- **TASK TO CARRY OUT**: The entries below are to be returned as written, with all pictures dropped.

(RECORD SET Opens)

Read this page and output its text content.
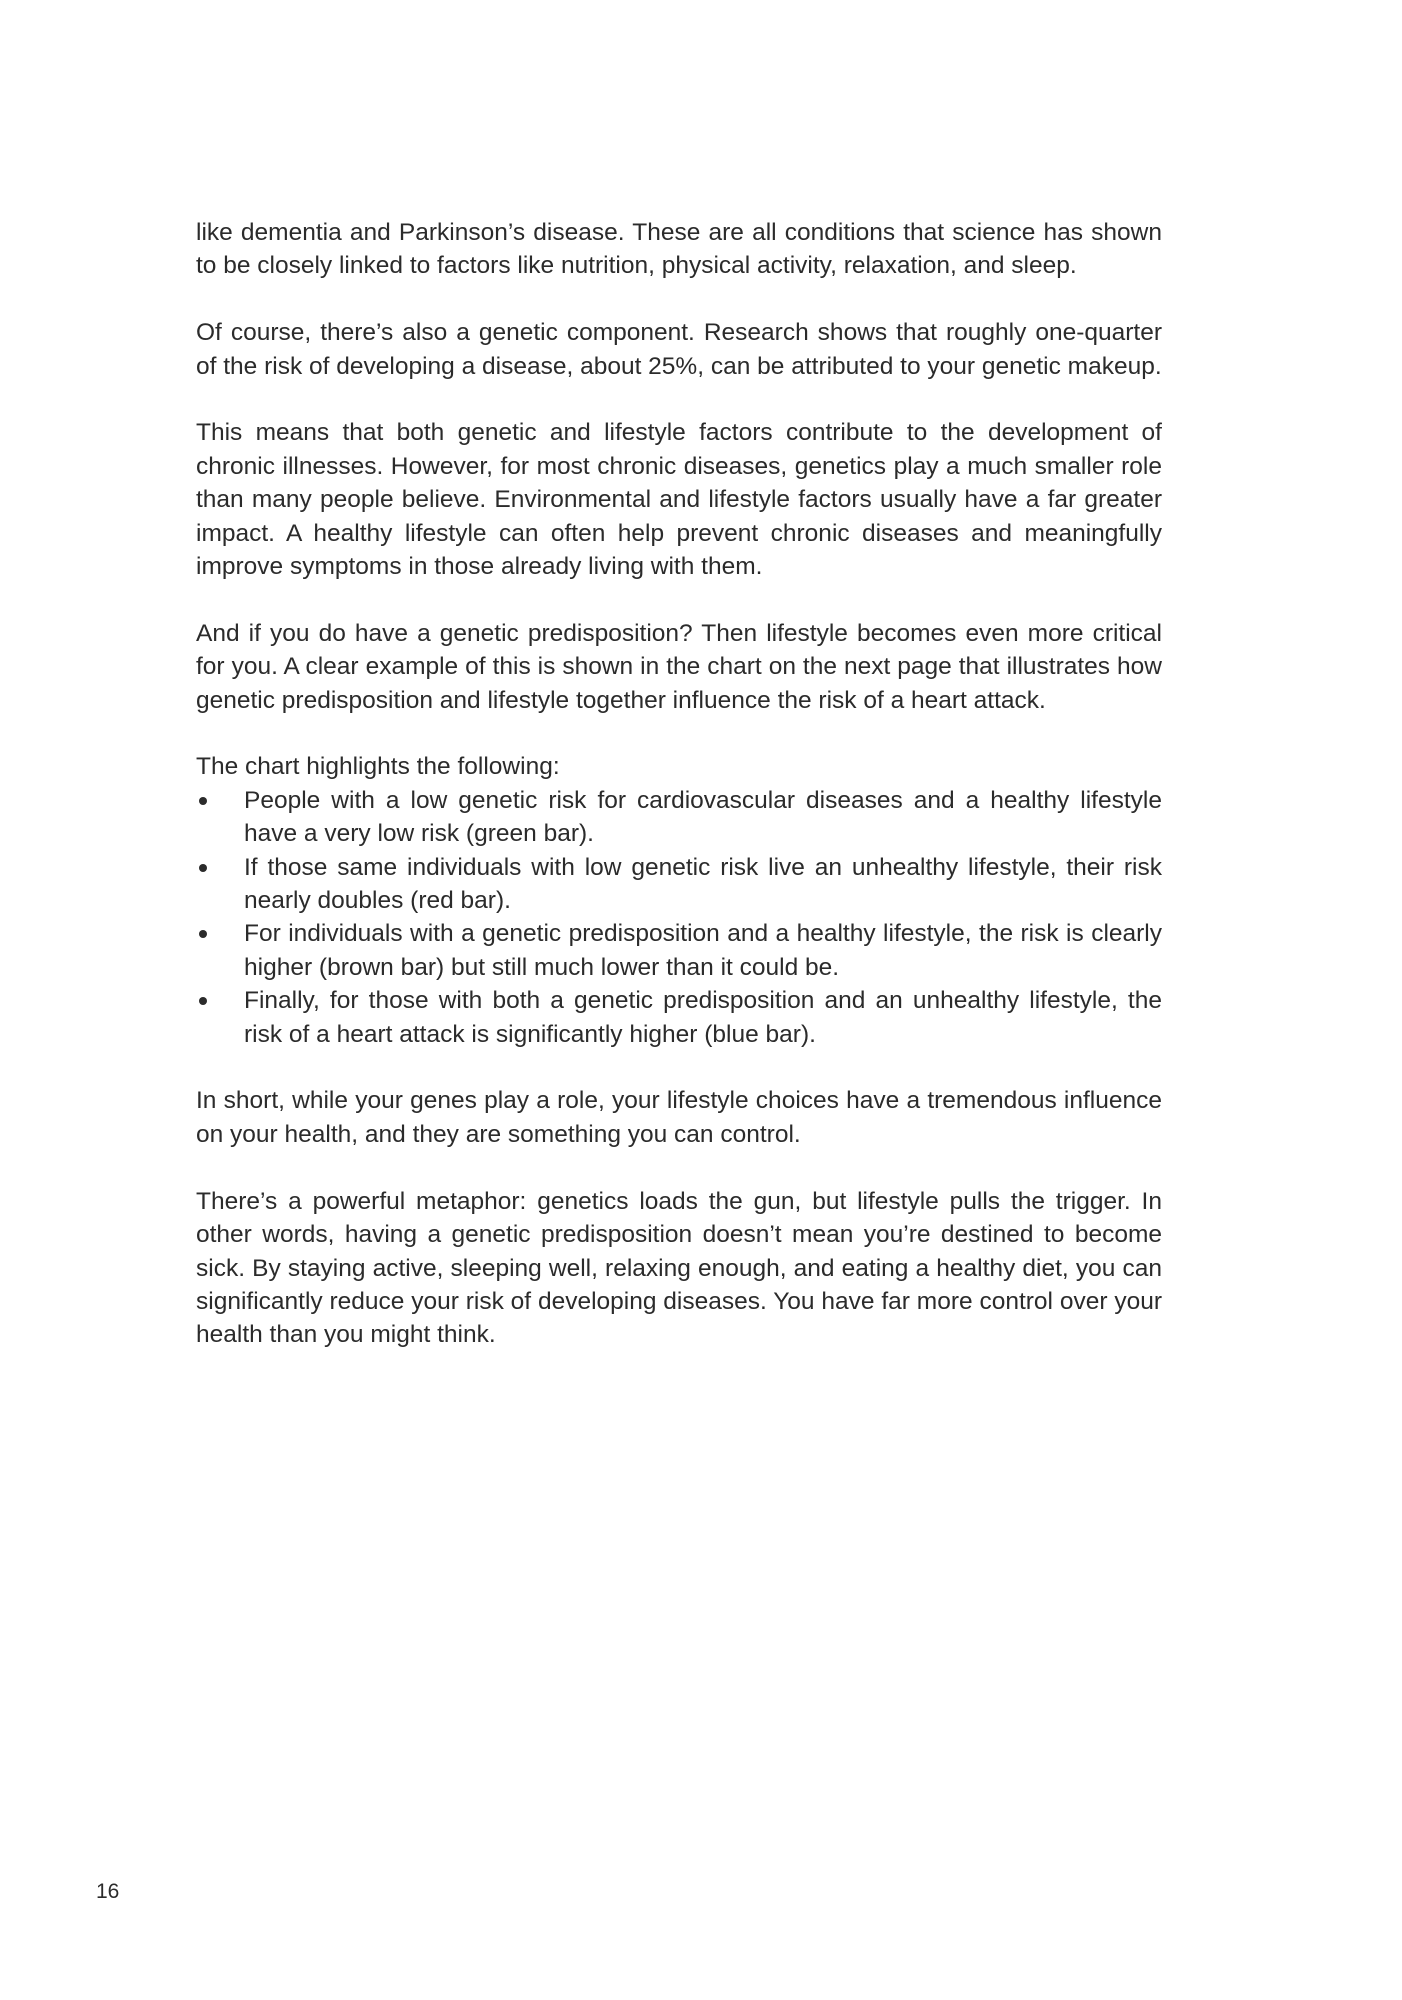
like dementia and Parkinson’s disease. These are all conditions that science has shown to be closely linked to factors like nutrition, physical activity, relaxation, and sleep.

Of course, there’s also a genetic component. Research shows that roughly one-quarter of the risk of developing a disease, about 25%, can be attributed to your genetic makeup.

This means that both genetic and lifestyle factors contribute to the development of chronic illnesses. However, for most chronic diseases, genetics play a much smaller role than many people believe. Environmental and lifestyle factors usually have a far greater impact. A healthy lifestyle can often help prevent chronic diseases and meaningfully improve symptoms in those already living with them.

And if you do have a genetic predisposition? Then lifestyle becomes even more critical for you. A clear example of this is shown in the chart on the next page that illustrates how genetic predisposition and lifestyle together influence the risk of a heart attack.

The chart highlights the following:

People with a low genetic risk for cardiovascular diseases and a healthy lifestyle have a very low risk (green bar).
If those same individuals with low genetic risk live an unhealthy lifestyle, their risk nearly doubles (red bar).
For individuals with a genetic predisposition and a healthy lifestyle, the risk is clearly higher (brown bar) but still much lower than it could be.
Finally, for those with both a genetic predisposition and an unhealthy lifestyle, the risk of a heart attack is significantly higher (blue bar).

In short, while your genes play a role, your lifestyle choices have a tremendous influence on your health, and they are something you can control.

There’s a powerful metaphor: genetics loads the gun, but lifestyle pulls the trigger. In other words, having a genetic predisposition doesn’t mean you’re destined to become sick. By staying active, sleeping well, relaxing enough, and eating a healthy diet, you can significantly reduce your risk of developing diseases. You have far more control over your health than you might think.

16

(RECORD SET Closes)

- **RESPONSE TO THE EXERCISE**:
Read this page and output its text content.
like dementia and Parkinson’s disease. These are all conditions that science has shown to be closely linked to factors like nutrition, physical activity, relaxation, and sleep.

Of course, there’s also a genetic component. Research shows that roughly one-quarter of the risk of developing a disease, about 25%, can be attributed to your genetic makeup.

This means that both genetic and lifestyle factors contribute to the development of chronic illnesses. However, for most chronic diseases, genetics play a much smaller role than many people believe. Environmental and lifestyle factors usually have a far greater impact. A healthy lifestyle can often help prevent chronic diseases and meaningfully improve symptoms in those already living with them.

And if you do have a genetic predisposition? Then lifestyle becomes even more critical for you. A clear example of this is shown in the chart on the next page that illustrates how genetic predisposition and lifestyle together influence the risk of a heart attack.

The chart highlights the following:

People with a low genetic risk for cardiovascular diseases and a healthy lifestyle have a very low risk (green bar).
If those same individuals with low genetic risk live an unhealthy lifestyle, their risk nearly doubles (red bar).
For individuals with a genetic predisposition and a healthy lifestyle, the risk is clearly higher (brown bar) but still much lower than it could be.
Finally, for those with both a genetic predisposition and an unhealthy lifestyle, the risk of a heart attack is significantly higher (blue bar).

In short, while your genes play a role, your lifestyle choices have a tremendous influence on your health, and they are something you can control.

There’s a powerful metaphor: genetics loads the gun, but lifestyle pulls the trigger. In other words, having a genetic predisposition doesn’t mean you’re destined to become sick. By staying active, sleeping well, relaxing enough, and eating a healthy diet, you can significantly reduce your risk of developing diseases. You have far more control over your health than you might think.

16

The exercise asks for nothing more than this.